▶ WHAT THE TASK REQUIRES: Without the pictures, set down the records below word for word.

▶ RECORDS SUPPLIED:

---+---

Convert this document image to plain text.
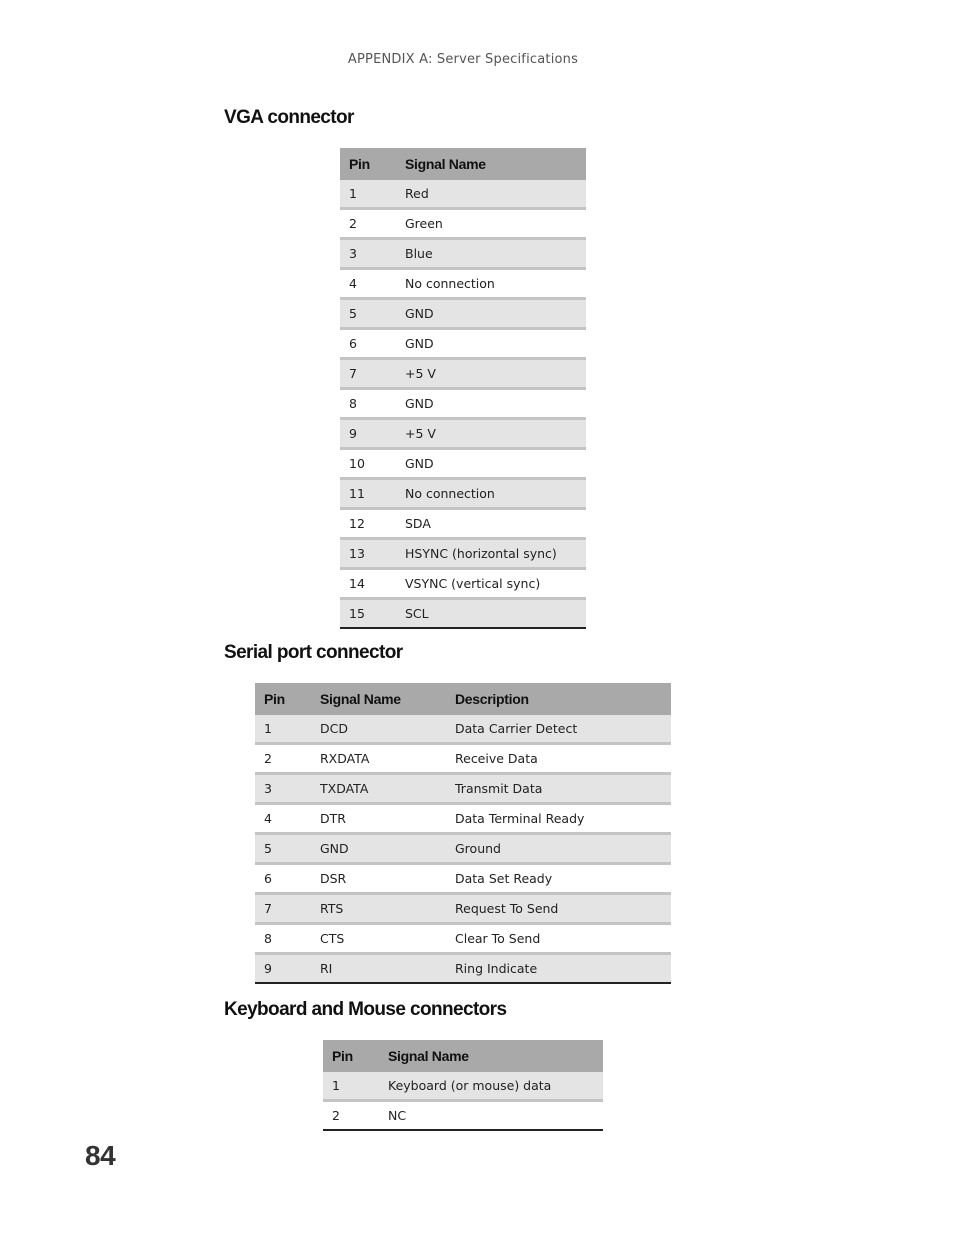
APPENDIX A: Server Specifications
VGA connector
Pin	Signal Name
1	Red
2	Green
3	Blue
4	No connection
5	GND
6	GND
7	+5 V
8	GND
9	+5 V
10	GND
11	No connection
12	SDA
13	HSYNC (horizontal sync)
14	VSYNC (vertical sync)
15	SCL
Serial port connector
Pin	Signal Name	Description
1	DCD	Data Carrier Detect
2	RXDATA	Receive Data
3	TXDATA	Transmit Data
4	DTR	Data Terminal Ready
5	GND	Ground
6	DSR	Data Set Ready
7	RTS	Request To Send
8	CTS	Clear To Send
9	RI	Ring Indicate
Keyboard and Mouse connectors
Pin	Signal Name
1	Keyboard (or mouse) data
2	NC
84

---+---

▶ FINISHED TASK:
Convert this document image to plain text.
APPENDIX A: Server Specifications
VGA connector
Pin	Signal Name
1	Red
2	Green
3	Blue
4	No connection
5	GND
6	GND
7	+5 V
8	GND
9	+5 V
10	GND
11	No connection
12	SDA
13	HSYNC (horizontal sync)
14	VSYNC (vertical sync)
15	SCL
Serial port connector
Pin	Signal Name	Description
1	DCD	Data Carrier Detect
2	RXDATA	Receive Data
3	TXDATA	Transmit Data
4	DTR	Data Terminal Ready
5	GND	Ground
6	DSR	Data Set Ready
7	RTS	Request To Send
8	CTS	Clear To Send
9	RI	Ring Indicate
Keyboard and Mouse connectors
Pin	Signal Name
1	Keyboard (or mouse) data
2	NC
84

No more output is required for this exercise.